__Brief__: Return every line of the records below verbatim, leaving out the pictures.

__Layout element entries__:

· · ·

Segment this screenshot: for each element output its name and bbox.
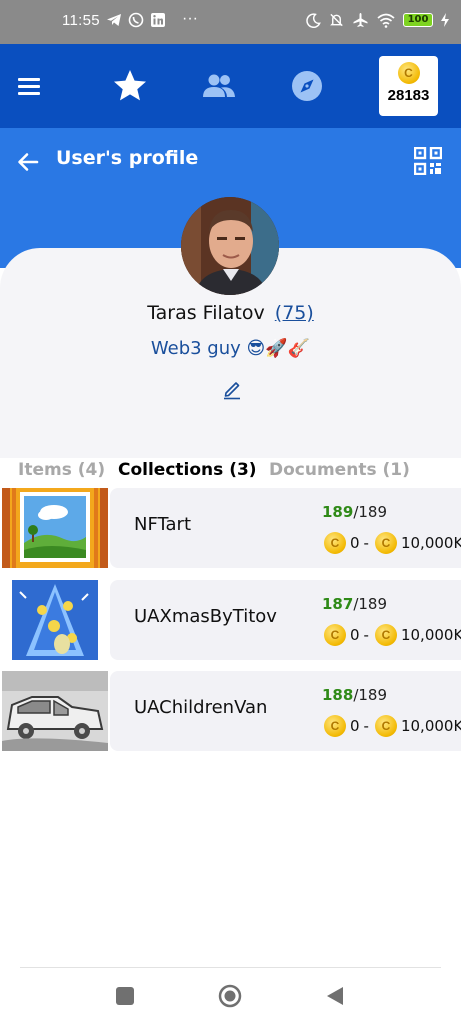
collection-info: UAXmasByTitov 187/189 C 0 - C 10,000K xyxy=(110,580,461,660)
coin-icon: C xyxy=(324,532,346,554)
profile-name: Taras Filatov xyxy=(147,302,265,324)
profile-name-line: Taras Filatov (75) xyxy=(0,302,461,324)
qr-code-icon[interactable] xyxy=(414,147,442,175)
max-price: 10,000K xyxy=(400,534,461,552)
recents-square-icon[interactable] xyxy=(113,984,137,1008)
back-triangle-icon[interactable] xyxy=(323,984,347,1008)
collection-name: UAChildrenVan xyxy=(134,697,268,718)
avatar[interactable] xyxy=(181,197,279,295)
moon-icon xyxy=(306,12,321,28)
profile-tabs: Items (4) Collections (3) Documents (1) xyxy=(0,458,461,484)
avatar-photo xyxy=(181,197,279,295)
price-range: C 0 - C 10,000K xyxy=(324,624,461,646)
price-separator: - xyxy=(363,534,369,552)
coin-icon: C xyxy=(374,624,397,646)
top-app-bar: C 28183 xyxy=(0,44,461,128)
home-circle-icon[interactable] xyxy=(218,984,242,1008)
collection-thumbnail xyxy=(2,488,108,568)
clock: 11:55 xyxy=(62,12,100,29)
bell-off-icon xyxy=(330,13,343,27)
page-title: User's profile xyxy=(56,147,199,169)
collection-row[interactable]: NFTart 189/189 C 0 - C 10,000K xyxy=(0,488,461,568)
profile-level-link[interactable]: (75) xyxy=(275,302,314,324)
owned-count: 187 xyxy=(322,595,354,613)
price-separator: - xyxy=(363,626,369,644)
coin-icon: C xyxy=(374,532,397,554)
pencil-icon[interactable] xyxy=(222,378,242,400)
price-range: C 0 - C 10,000K xyxy=(324,715,461,737)
price-separator: - xyxy=(363,717,369,735)
min-price: 0 xyxy=(350,534,360,552)
total-count: /189 xyxy=(353,686,387,704)
owned-count: 188 xyxy=(322,686,354,704)
telegram-icon xyxy=(107,14,121,26)
min-price: 0 xyxy=(350,626,360,644)
battery-icon: 100 xyxy=(403,13,433,27)
coin-balance-button[interactable]: C 28183 xyxy=(379,56,438,116)
coin-icon: C xyxy=(324,624,346,646)
notification-icons: ··· xyxy=(106,10,198,28)
tab-documents[interactable]: Documents (1) xyxy=(269,460,410,480)
min-price: 0 xyxy=(350,717,360,735)
collection-thumbnail xyxy=(2,671,108,751)
collection-count: 189/189 xyxy=(322,503,387,521)
linkedin-icon xyxy=(151,13,165,27)
collection-name: UAXmasByTitov xyxy=(134,606,277,627)
coin-icon: C xyxy=(324,715,346,737)
max-price: 10,000K xyxy=(400,626,461,644)
tab-items[interactable]: Items (4) xyxy=(18,460,105,480)
more-icon: ··· xyxy=(182,10,198,27)
airplane-icon xyxy=(353,13,368,27)
arrow-left-icon[interactable] xyxy=(16,150,40,174)
coin-icon: C xyxy=(397,62,420,84)
divider xyxy=(20,967,441,968)
collection-row[interactable]: UAXmasByTitov 187/189 C 0 - C 10,000K xyxy=(0,580,461,660)
charging-icon xyxy=(441,13,449,27)
collection-info: UAChildrenVan 188/189 C 0 - C 10,000K xyxy=(110,671,461,751)
collection-info: NFTart 189/189 C 0 - C 10,000K xyxy=(110,488,461,568)
star-icon[interactable] xyxy=(110,66,150,106)
collection-count: 188/189 xyxy=(322,686,387,704)
price-range: C 0 - C 10,000K xyxy=(324,532,461,554)
profile-bio: Web3 guy 😎🚀🎸 xyxy=(150,338,311,359)
compass-icon[interactable] xyxy=(287,66,327,106)
max-price: 10,000K xyxy=(400,717,461,735)
coin-balance: 28183 xyxy=(387,87,430,104)
people-icon[interactable] xyxy=(199,66,239,106)
collection-row[interactable]: UAChildrenVan 188/189 C 0 - C 10,000K xyxy=(0,671,461,751)
tab-collections[interactable]: Collections (3) xyxy=(118,460,257,480)
collection-count: 187/189 xyxy=(322,595,387,613)
wifi-icon xyxy=(377,13,395,28)
collection-thumbnail xyxy=(2,580,108,660)
collection-name: NFTart xyxy=(134,514,192,535)
viber-icon xyxy=(128,12,144,28)
status-bar: 11:55 ··· 100 xyxy=(0,0,461,44)
system-icons: 100 xyxy=(306,12,449,28)
total-count: /189 xyxy=(353,503,387,521)
total-count: /189 xyxy=(353,595,387,613)
owned-count: 189 xyxy=(322,503,354,521)
hamburger-icon[interactable] xyxy=(18,78,40,99)
coin-icon: C xyxy=(374,715,397,737)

· · ·

__Solution to this problem__:
Segment this screenshot: for each element output its name and bbox.
collection-info: UAXmasByTitov 187/189 C 0 - C 10,000K xyxy=(110,580,461,660)
coin-icon: C xyxy=(324,532,346,554)
profile-name: Taras Filatov xyxy=(147,302,265,324)
profile-name-line: Taras Filatov (75) xyxy=(0,302,461,324)
qr-code-icon[interactable] xyxy=(414,147,442,175)
max-price: 10,000K xyxy=(400,534,461,552)
recents-square-icon[interactable] xyxy=(113,984,137,1008)
back-triangle-icon[interactable] xyxy=(323,984,347,1008)
collection-name: UAChildrenVan xyxy=(134,697,268,718)
avatar[interactable] xyxy=(181,197,279,295)
moon-icon xyxy=(306,12,321,28)
profile-tabs: Items (4) Collections (3) Documents (1) xyxy=(0,458,461,484)
avatar-photo xyxy=(181,197,279,295)
price-range: C 0 - C 10,000K xyxy=(324,624,461,646)
price-separator: - xyxy=(363,534,369,552)
coin-icon: C xyxy=(374,624,397,646)
top-app-bar: C 28183 xyxy=(0,44,461,128)
home-circle-icon[interactable] xyxy=(218,984,242,1008)
collection-thumbnail xyxy=(2,488,108,568)
clock: 11:55 xyxy=(62,12,100,29)
bell-off-icon xyxy=(330,13,343,27)
page-title: User's profile xyxy=(56,147,199,169)
collection-row[interactable]: NFTart 189/189 C 0 - C 10,000K xyxy=(0,488,461,568)
profile-level-link[interactable]: (75) xyxy=(275,302,314,324)
owned-count: 187 xyxy=(322,595,354,613)
price-separator: - xyxy=(363,626,369,644)
coin-icon: C xyxy=(374,532,397,554)
pencil-icon[interactable] xyxy=(222,378,242,400)
price-range: C 0 - C 10,000K xyxy=(324,715,461,737)
price-separator: - xyxy=(363,717,369,735)
min-price: 0 xyxy=(350,534,360,552)
total-count: /189 xyxy=(353,686,387,704)
owned-count: 188 xyxy=(322,686,354,704)
telegram-icon xyxy=(107,14,121,26)
min-price: 0 xyxy=(350,626,360,644)
battery-icon: 100 xyxy=(403,13,433,27)
coin-balance-button[interactable]: C 28183 xyxy=(379,56,438,116)
coin-icon: C xyxy=(324,624,346,646)
notification-icons: ··· xyxy=(106,10,198,28)
tab-documents[interactable]: Documents (1) xyxy=(269,460,410,480)
min-price: 0 xyxy=(350,717,360,735)
collection-thumbnail xyxy=(2,671,108,751)
collection-count: 189/189 xyxy=(322,503,387,521)
linkedin-icon xyxy=(151,13,165,27)
collection-name: UAXmasByTitov xyxy=(134,606,277,627)
coin-icon: C xyxy=(324,715,346,737)
max-price: 10,000K xyxy=(400,626,461,644)
tab-items[interactable]: Items (4) xyxy=(18,460,105,480)
more-icon: ··· xyxy=(182,10,198,27)
airplane-icon xyxy=(353,13,368,27)
arrow-left-icon[interactable] xyxy=(16,150,40,174)
coin-icon: C xyxy=(397,62,420,84)
divider xyxy=(20,967,441,968)
collection-row[interactable]: UAXmasByTitov 187/189 C 0 - C 10,000K xyxy=(0,580,461,660)
charging-icon xyxy=(441,13,449,27)
collection-info: UAChildrenVan 188/189 C 0 - C 10,000K xyxy=(110,671,461,751)
collection-info: NFTart 189/189 C 0 - C 10,000K xyxy=(110,488,461,568)
star-icon[interactable] xyxy=(110,66,150,106)
collection-count: 188/189 xyxy=(322,686,387,704)
price-range: C 0 - C 10,000K xyxy=(324,532,461,554)
profile-bio: Web3 guy 😎🚀🎸 xyxy=(150,338,311,359)
compass-icon[interactable] xyxy=(287,66,327,106)
max-price: 10,000K xyxy=(400,717,461,735)
coin-balance: 28183 xyxy=(387,87,430,104)
people-icon[interactable] xyxy=(199,66,239,106)
collection-row[interactable]: UAChildrenVan 188/189 C 0 - C 10,000K xyxy=(0,671,461,751)
tab-collections[interactable]: Collections (3) xyxy=(118,460,257,480)
collection-count: 187/189 xyxy=(322,595,387,613)
wifi-icon xyxy=(377,13,395,28)
collection-thumbnail xyxy=(2,580,108,660)
collection-name: NFTart xyxy=(134,514,192,535)
viber-icon xyxy=(128,12,144,28)
status-bar: 11:55 ··· 100 xyxy=(0,0,461,44)
system-icons: 100 xyxy=(306,12,449,28)
total-count: /189 xyxy=(353,503,387,521)
total-count: /189 xyxy=(353,595,387,613)
owned-count: 189 xyxy=(322,503,354,521)
hamburger-icon[interactable] xyxy=(18,78,40,99)
coin-icon: C xyxy=(374,715,397,737)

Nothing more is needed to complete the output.